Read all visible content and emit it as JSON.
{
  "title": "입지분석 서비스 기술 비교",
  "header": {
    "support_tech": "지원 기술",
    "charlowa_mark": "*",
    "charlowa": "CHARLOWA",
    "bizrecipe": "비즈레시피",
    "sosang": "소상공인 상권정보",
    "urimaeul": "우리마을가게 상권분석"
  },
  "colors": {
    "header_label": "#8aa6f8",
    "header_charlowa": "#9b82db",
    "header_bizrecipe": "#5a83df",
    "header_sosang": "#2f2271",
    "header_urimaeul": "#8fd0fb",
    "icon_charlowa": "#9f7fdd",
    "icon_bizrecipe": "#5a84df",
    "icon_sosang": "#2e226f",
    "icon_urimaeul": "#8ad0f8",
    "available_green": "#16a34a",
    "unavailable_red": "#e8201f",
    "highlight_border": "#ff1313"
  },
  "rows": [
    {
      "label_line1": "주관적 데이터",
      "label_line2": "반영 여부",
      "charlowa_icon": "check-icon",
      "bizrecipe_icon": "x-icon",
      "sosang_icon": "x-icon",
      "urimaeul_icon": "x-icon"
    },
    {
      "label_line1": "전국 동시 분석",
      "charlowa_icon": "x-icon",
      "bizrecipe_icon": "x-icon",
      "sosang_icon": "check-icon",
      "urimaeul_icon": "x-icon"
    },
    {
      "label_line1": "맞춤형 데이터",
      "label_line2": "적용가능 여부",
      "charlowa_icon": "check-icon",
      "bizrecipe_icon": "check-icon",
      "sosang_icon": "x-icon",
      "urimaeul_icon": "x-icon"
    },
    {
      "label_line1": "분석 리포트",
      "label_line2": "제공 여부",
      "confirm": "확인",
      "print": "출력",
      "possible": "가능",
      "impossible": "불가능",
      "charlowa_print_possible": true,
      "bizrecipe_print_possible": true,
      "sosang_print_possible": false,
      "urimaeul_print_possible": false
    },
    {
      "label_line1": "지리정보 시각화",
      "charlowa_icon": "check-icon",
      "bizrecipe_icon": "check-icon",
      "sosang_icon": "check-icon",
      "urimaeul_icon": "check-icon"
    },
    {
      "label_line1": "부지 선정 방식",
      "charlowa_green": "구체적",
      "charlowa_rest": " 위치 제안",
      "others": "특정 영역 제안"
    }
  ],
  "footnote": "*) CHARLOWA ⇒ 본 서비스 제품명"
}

--- Task details ---
Return every line exactly.

--- Answer to the exercise ---
Read all visible content and emit it as JSON.
{
  "title": "입지분석 서비스 기술 비교",
  "header": {
    "support_tech": "지원 기술",
    "charlowa_mark": "*",
    "charlowa": "CHARLOWA",
    "bizrecipe": "비즈레시피",
    "sosang": "소상공인 상권정보",
    "urimaeul": "우리마을가게 상권분석"
  },
  "colors": {
    "header_label": "#8aa6f8",
    "header_charlowa": "#9b82db",
    "header_bizrecipe": "#5a83df",
    "header_sosang": "#2f2271",
    "header_urimaeul": "#8fd0fb",
    "icon_charlowa": "#9f7fdd",
    "icon_bizrecipe": "#5a84df",
    "icon_sosang": "#2e226f",
    "icon_urimaeul": "#8ad0f8",
    "available_green": "#16a34a",
    "unavailable_red": "#e8201f",
    "highlight_border": "#ff1313"
  },
  "rows": [
    {
      "label_line1": "주관적 데이터",
      "label_line2": "반영 여부",
      "charlowa_icon": "check-icon",
      "bizrecipe_icon": "x-icon",
      "sosang_icon": "x-icon",
      "urimaeul_icon": "x-icon"
    },
    {
      "label_line1": "전국 동시 분석",
      "charlowa_icon": "x-icon",
      "bizrecipe_icon": "x-icon",
      "sosang_icon": "check-icon",
      "urimaeul_icon": "x-icon"
    },
    {
      "label_line1": "맞춤형 데이터",
      "label_line2": "적용가능 여부",
      "charlowa_icon": "check-icon",
      "bizrecipe_icon": "check-icon",
      "sosang_icon": "x-icon",
      "urimaeul_icon": "x-icon"
    },
    {
      "label_line1": "분석 리포트",
      "label_line2": "제공 여부",
      "confirm": "확인",
      "print": "출력",
      "possible": "가능",
      "impossible": "불가능",
      "charlowa_print_possible": true,
      "bizrecipe_print_possible": true,
      "sosang_print_possible": false,
      "urimaeul_print_possible": false
    },
    {
      "label_line1": "지리정보 시각화",
      "charlowa_icon": "check-icon",
      "bizrecipe_icon": "check-icon",
      "sosang_icon": "check-icon",
      "urimaeul_icon": "check-icon"
    },
    {
      "label_line1": "부지 선정 방식",
      "charlowa_green": "구체적",
      "charlowa_rest": " 위치 제안",
      "others": "특정 영역 제안"
    }
  ],
  "footnote": "*) CHARLOWA ⇒ 본 서비스 제품명"
}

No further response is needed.